_Element placement data_:

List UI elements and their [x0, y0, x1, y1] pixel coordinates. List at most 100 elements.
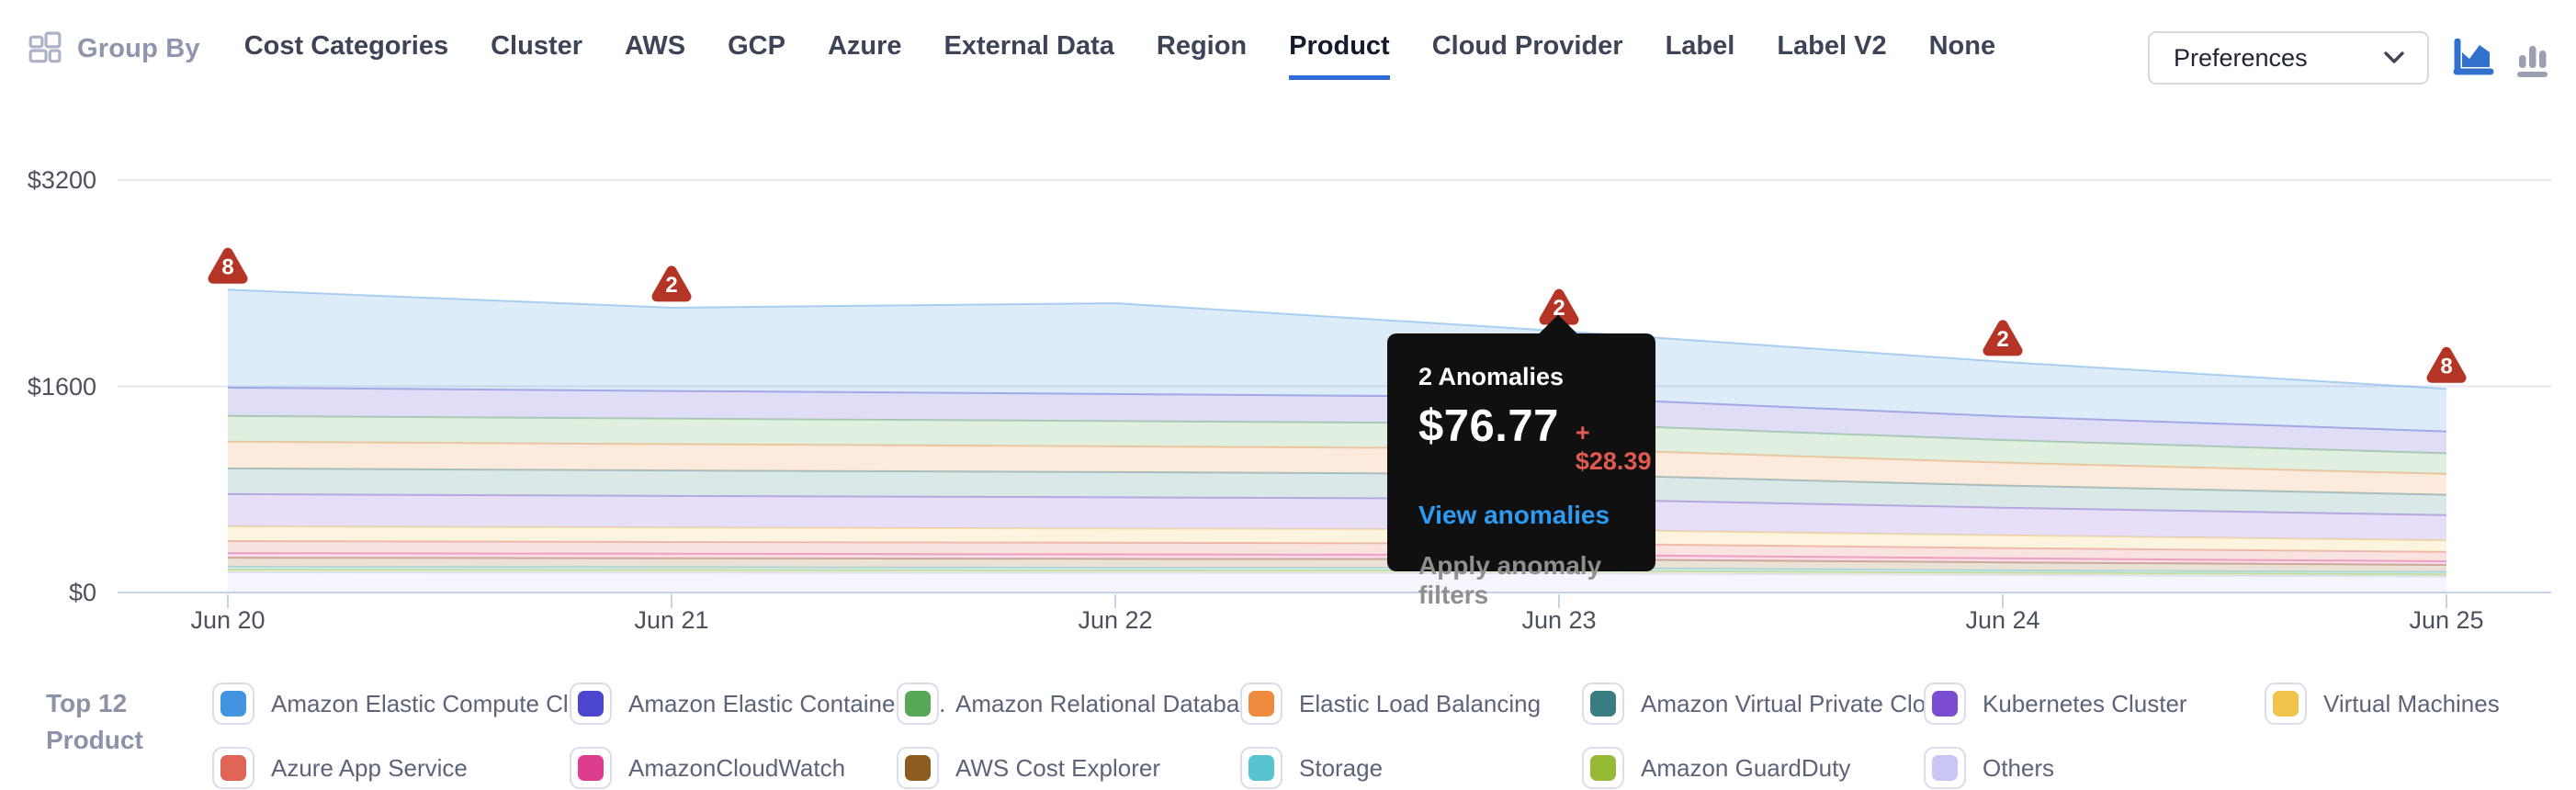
x-axis-label-jun-23: Jun 23: [1521, 606, 1597, 634]
tab-azure[interactable]: Azure: [827, 31, 902, 61]
tab-label-v2[interactable]: Label V2: [1777, 31, 1887, 61]
tab-none[interactable]: None: [1928, 31, 1996, 61]
legend-swatch-color: [1932, 755, 1958, 781]
legend-item-amazon-virtual-private-cloud[interactable]: Amazon Virtual Private Cloud: [1582, 682, 1952, 726]
legend-item-amazon-guardduty[interactable]: Amazon GuardDuty: [1582, 746, 1850, 790]
y-axis-label-3200: $3200: [27, 166, 96, 194]
legend-item-elastic-load-balancing[interactable]: Elastic Load Balancing: [1240, 682, 1541, 726]
legend-title: Top 12 Product: [46, 685, 143, 759]
legend-swatch-color: [578, 691, 604, 717]
preferences-dropdown[interactable]: Preferences: [2148, 31, 2429, 85]
tab-region[interactable]: Region: [1156, 31, 1248, 61]
tab-gcp[interactable]: GCP: [728, 31, 785, 61]
anomaly-tooltip: 2 Anomalies $76.77 + $28.39 View anomali…: [1387, 314, 1655, 609]
bar-chart-icon[interactable]: [2510, 36, 2554, 80]
legend-swatch-azure-app-service: [212, 747, 254, 789]
band-amazon-relational-database-service[interactable]: [228, 415, 2446, 474]
x-axis-label-jun-25: Jun 25: [2409, 606, 2484, 634]
legend-swatch-color: [1248, 691, 1274, 717]
tab-cluster[interactable]: Cluster: [491, 31, 583, 61]
band-kubernetes-cluster[interactable]: [228, 493, 2446, 541]
legend-label: Storage: [1299, 753, 1384, 782]
legend-item-amazoncloudwatch[interactable]: AmazonCloudWatch: [570, 746, 845, 790]
view-anomalies-link[interactable]: View anomalies: [1418, 501, 1610, 529]
legend-swatch-amazon-elastic-compute-cl: [212, 683, 254, 725]
anomaly-marker-jun-24[interactable]: 2: [1983, 320, 2023, 356]
legend-swatch-color: [1590, 755, 1616, 781]
anomaly-marker-jun-25[interactable]: 8: [2426, 346, 2467, 383]
legend-swatch-virtual-machines: [2265, 683, 2307, 725]
svg-text:2: 2: [1996, 327, 2008, 352]
tooltip-value-row: $76.77 + $28.39: [1418, 401, 1651, 476]
band-elastic-load-balancing[interactable]: [228, 441, 2446, 495]
legend-swatch-elastic-load-balancing: [1240, 683, 1282, 725]
legend-swatch-amazon-virtual-private-cloud: [1582, 683, 1624, 725]
legend-item-storage[interactable]: Storage: [1240, 746, 1383, 790]
band-line-elastic-load-balancing: [227, 440, 2447, 475]
apply-anomaly-filters-link[interactable]: Apply anomaly filters: [1418, 551, 1602, 609]
band-line-amazon-guardduty: [227, 569, 2447, 576]
band-amazon-elastic-compute-cloud[interactable]: [228, 289, 2446, 432]
band-line-virtual-machines: [227, 525, 2447, 542]
band-amazon-virtual-private-cloud[interactable]: [228, 468, 2446, 515]
legend-label: Amazon Elastic Container S...: [628, 689, 946, 717]
group-by-control: Group By: [28, 31, 200, 66]
legend-label: Kubernetes Cluster: [1983, 689, 2187, 717]
legend-item-amazon-relational-databas[interactable]: Amazon Relational Databas...: [897, 682, 1271, 726]
x-axis-label-jun-24: Jun 24: [1965, 606, 2040, 634]
legend-item-aws-cost-explorer[interactable]: AWS Cost Explorer: [897, 746, 1160, 790]
tab-aws[interactable]: AWS: [625, 31, 686, 61]
band-line-amazoncloudwatch: [227, 552, 2447, 562]
x-axis-label-jun-20: Jun 20: [190, 606, 266, 634]
legend-item-amazon-elastic-compute-cl[interactable]: Amazon Elastic Compute Cl...: [212, 682, 588, 726]
legend-label: AmazonCloudWatch: [628, 753, 846, 782]
group-by-grid-icon: [28, 31, 62, 66]
tab-product[interactable]: Product: [1289, 31, 1390, 80]
band-storage[interactable]: [228, 567, 2446, 575]
tab-external-data[interactable]: External Data: [943, 31, 1114, 61]
legend-item-virtual-machines[interactable]: Virtual Machines: [2265, 682, 2500, 726]
legend-swatch-color: [1248, 755, 1274, 781]
legend-label: Azure App Service: [271, 753, 468, 782]
area-chart-icon[interactable]: [2451, 36, 2495, 80]
x-axis-label-jun-21: Jun 21: [634, 606, 709, 634]
band-others[interactable]: [228, 572, 2446, 592]
legend-item-others[interactable]: Others: [1924, 746, 2054, 790]
tooltip-title: 2 Anomalies: [1418, 363, 1565, 390]
band-azure-app-service[interactable]: [228, 541, 2446, 561]
band-amazon-guardduty[interactable]: [228, 570, 2446, 577]
legend-label: Others: [1983, 753, 2055, 782]
legend-swatch-amazon-guardduty: [1582, 747, 1624, 789]
legend-label: Amazon Virtual Private Cloud: [1641, 689, 1953, 717]
legend-swatch-storage: [1240, 747, 1282, 789]
legend-swatch-amazon-elastic-container-s: [570, 683, 612, 725]
tab-cost-categories[interactable]: Cost Categories: [243, 31, 449, 61]
legend-item-kubernetes-cluster[interactable]: Kubernetes Cluster: [1924, 682, 2187, 726]
preferences-label: Preferences: [2174, 43, 2308, 72]
legend-swatch-color: [578, 755, 604, 781]
band-amazoncloudwatch[interactable]: [228, 553, 2446, 565]
legend-swatch-color: [1932, 691, 1958, 717]
legend-swatch-color: [905, 691, 931, 717]
group-by-label: Group By: [77, 33, 200, 63]
anomaly-marker-jun-20[interactable]: 8: [208, 247, 248, 284]
legend-swatch-aws-cost-explorer: [897, 747, 939, 789]
legend-swatch-kubernetes-cluster: [1924, 683, 1966, 725]
svg-text:2: 2: [665, 273, 677, 298]
legend-item-amazon-elastic-container-s[interactable]: Amazon Elastic Container S...: [570, 682, 945, 726]
tab-cloud-provider[interactable]: Cloud Provider: [1431, 31, 1623, 61]
legend-swatch-color: [220, 755, 246, 781]
band-amazon-elastic-container-service[interactable]: [228, 387, 2446, 454]
svg-text:8: 8: [2440, 354, 2452, 378]
header-bar: Group By Cost Categories Cluster AWS GCP Azu…: [0, 0, 2576, 103]
anomaly-marker-jun-21[interactable]: 2: [651, 265, 692, 302]
legend-item-azure-app-service[interactable]: Azure App Service: [212, 746, 468, 790]
legend-swatch-color: [2273, 691, 2299, 717]
band-line-aws-cost-explorer: [227, 557, 2447, 566]
tab-label[interactable]: Label: [1665, 31, 1735, 61]
legend-label: Amazon Elastic Compute Cl...: [271, 689, 589, 717]
band-aws-cost-explorer[interactable]: [228, 558, 2446, 572]
band-virtual-machines[interactable]: [228, 526, 2446, 552]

_What the exercise asks_: Give the lines from the one holding "x-axis-label-jun-23: Jun 23: [1521, 606, 1597, 634]" through the one holding "bar-chart-icon[interactable]: [2510, 36, 2554, 80]", inclusive, as a JSON list of strings, one string per line and blank lines left out.

_Reply_:
[
  "x-axis-label-jun-23: Jun 23: [1521, 606, 1597, 634]",
  "tab-azure[interactable]: Azure: [827, 31, 902, 61]",
  "tab-label-v2[interactable]: Label V2: [1777, 31, 1887, 61]",
  "tab-none[interactable]: None: [1928, 31, 1996, 61]",
  "legend-swatch-color: [1932, 755, 1958, 781]",
  "legend-item-amazon-virtual-private-cloud[interactable]: Amazon Virtual Private Cloud: [1582, 682, 1952, 726]",
  "legend-item-amazon-guardduty[interactable]: Amazon GuardDuty: [1582, 746, 1850, 790]",
  "y-axis-label-3200: $3200: [27, 166, 96, 194]",
  "legend-item-elastic-load-balancing[interactable]: Elastic Load Balancing: [1240, 682, 1541, 726]",
  "legend-title: Top 12 Product: [46, 685, 143, 759]",
  "legend-swatch-color: [578, 691, 604, 717]",
  "preferences-dropdown[interactable]: Preferences: [2148, 31, 2429, 85]",
  "tab-region[interactable]: Region: [1156, 31, 1248, 61]",
  "tab-gcp[interactable]: GCP: [728, 31, 785, 61]",
  "anomaly-tooltip: 2 Anomalies $76.77 + $28.39 View anomali…: [1387, 314, 1655, 609]",
  "bar-chart-icon[interactable]: [2510, 36, 2554, 80]"
]